━━━━━ TASK INPUT
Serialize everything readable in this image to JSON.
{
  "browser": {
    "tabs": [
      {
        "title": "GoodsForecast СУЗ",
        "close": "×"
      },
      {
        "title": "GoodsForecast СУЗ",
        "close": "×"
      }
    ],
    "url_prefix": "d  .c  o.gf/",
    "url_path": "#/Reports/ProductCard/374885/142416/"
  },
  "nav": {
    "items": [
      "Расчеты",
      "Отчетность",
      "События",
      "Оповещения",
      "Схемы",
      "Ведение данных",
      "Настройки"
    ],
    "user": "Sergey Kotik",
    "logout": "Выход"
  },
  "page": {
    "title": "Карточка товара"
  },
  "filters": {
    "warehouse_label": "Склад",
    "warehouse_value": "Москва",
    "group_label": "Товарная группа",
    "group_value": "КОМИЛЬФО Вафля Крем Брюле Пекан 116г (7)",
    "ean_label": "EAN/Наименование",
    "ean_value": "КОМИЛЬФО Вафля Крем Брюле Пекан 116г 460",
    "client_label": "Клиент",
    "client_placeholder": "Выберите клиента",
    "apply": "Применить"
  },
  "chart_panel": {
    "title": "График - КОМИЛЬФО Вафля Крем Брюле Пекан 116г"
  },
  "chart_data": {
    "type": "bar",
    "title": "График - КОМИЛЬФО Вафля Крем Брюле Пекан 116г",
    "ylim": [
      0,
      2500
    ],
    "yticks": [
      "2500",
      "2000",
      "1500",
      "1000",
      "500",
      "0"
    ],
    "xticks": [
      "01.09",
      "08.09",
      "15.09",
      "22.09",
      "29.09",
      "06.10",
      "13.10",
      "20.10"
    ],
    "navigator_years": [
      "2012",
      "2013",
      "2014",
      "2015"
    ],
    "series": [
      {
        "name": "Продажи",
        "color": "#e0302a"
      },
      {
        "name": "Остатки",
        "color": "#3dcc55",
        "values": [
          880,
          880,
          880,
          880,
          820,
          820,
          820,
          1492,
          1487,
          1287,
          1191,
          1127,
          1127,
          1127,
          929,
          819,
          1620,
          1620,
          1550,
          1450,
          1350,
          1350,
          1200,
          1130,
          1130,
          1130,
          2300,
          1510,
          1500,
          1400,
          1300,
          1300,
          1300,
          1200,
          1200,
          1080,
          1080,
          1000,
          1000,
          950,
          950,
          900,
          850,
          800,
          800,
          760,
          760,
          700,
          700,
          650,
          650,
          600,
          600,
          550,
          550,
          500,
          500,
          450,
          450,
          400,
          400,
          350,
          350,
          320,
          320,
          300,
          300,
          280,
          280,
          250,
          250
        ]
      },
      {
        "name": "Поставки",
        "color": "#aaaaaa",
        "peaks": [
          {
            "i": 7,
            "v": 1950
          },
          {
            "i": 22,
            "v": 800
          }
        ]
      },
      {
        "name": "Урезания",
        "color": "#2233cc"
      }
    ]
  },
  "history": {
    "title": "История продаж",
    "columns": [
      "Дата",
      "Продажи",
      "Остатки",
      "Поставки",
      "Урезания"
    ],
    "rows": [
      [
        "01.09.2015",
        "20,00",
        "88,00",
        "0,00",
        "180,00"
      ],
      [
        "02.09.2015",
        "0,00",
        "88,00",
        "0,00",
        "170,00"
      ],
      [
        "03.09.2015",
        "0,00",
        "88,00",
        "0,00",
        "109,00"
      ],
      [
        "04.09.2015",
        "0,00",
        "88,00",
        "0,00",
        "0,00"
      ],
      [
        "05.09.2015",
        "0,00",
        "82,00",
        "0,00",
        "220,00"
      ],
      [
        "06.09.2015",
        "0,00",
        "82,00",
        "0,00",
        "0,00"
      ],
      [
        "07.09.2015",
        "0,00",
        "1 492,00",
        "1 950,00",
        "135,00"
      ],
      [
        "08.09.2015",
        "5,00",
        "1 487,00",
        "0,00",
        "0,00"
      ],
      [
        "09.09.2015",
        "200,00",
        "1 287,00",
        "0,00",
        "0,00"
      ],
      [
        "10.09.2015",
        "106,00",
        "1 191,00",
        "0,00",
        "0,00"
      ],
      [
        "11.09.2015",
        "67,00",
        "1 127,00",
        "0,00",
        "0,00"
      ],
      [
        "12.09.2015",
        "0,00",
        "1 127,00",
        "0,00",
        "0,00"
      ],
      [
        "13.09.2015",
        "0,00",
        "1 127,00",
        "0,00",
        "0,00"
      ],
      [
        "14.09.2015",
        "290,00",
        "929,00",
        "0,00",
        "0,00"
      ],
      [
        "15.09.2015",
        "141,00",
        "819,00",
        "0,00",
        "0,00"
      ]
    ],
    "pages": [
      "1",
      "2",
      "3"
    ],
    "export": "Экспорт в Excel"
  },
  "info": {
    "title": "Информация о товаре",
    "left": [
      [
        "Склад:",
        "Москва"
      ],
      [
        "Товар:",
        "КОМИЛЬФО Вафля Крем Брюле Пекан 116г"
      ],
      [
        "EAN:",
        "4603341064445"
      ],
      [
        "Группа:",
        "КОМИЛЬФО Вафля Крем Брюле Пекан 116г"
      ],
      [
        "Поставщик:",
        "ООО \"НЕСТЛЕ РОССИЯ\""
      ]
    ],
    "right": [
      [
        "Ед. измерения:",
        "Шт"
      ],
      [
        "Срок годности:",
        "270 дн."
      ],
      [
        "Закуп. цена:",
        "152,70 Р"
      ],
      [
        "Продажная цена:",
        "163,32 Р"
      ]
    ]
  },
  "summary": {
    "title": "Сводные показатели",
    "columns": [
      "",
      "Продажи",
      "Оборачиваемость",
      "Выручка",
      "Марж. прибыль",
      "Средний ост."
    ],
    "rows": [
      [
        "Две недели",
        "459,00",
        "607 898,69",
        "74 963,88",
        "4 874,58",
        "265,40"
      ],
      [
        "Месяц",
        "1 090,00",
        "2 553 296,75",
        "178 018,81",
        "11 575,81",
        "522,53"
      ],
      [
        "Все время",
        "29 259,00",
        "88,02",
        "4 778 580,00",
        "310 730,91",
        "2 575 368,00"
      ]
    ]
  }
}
━━━━━━━━━━
**DO THIS:** Calculate how many lines of the material include the string "Крем", and state that number by itself.

**SOLUTION FOR THIS PROBLEM:** 6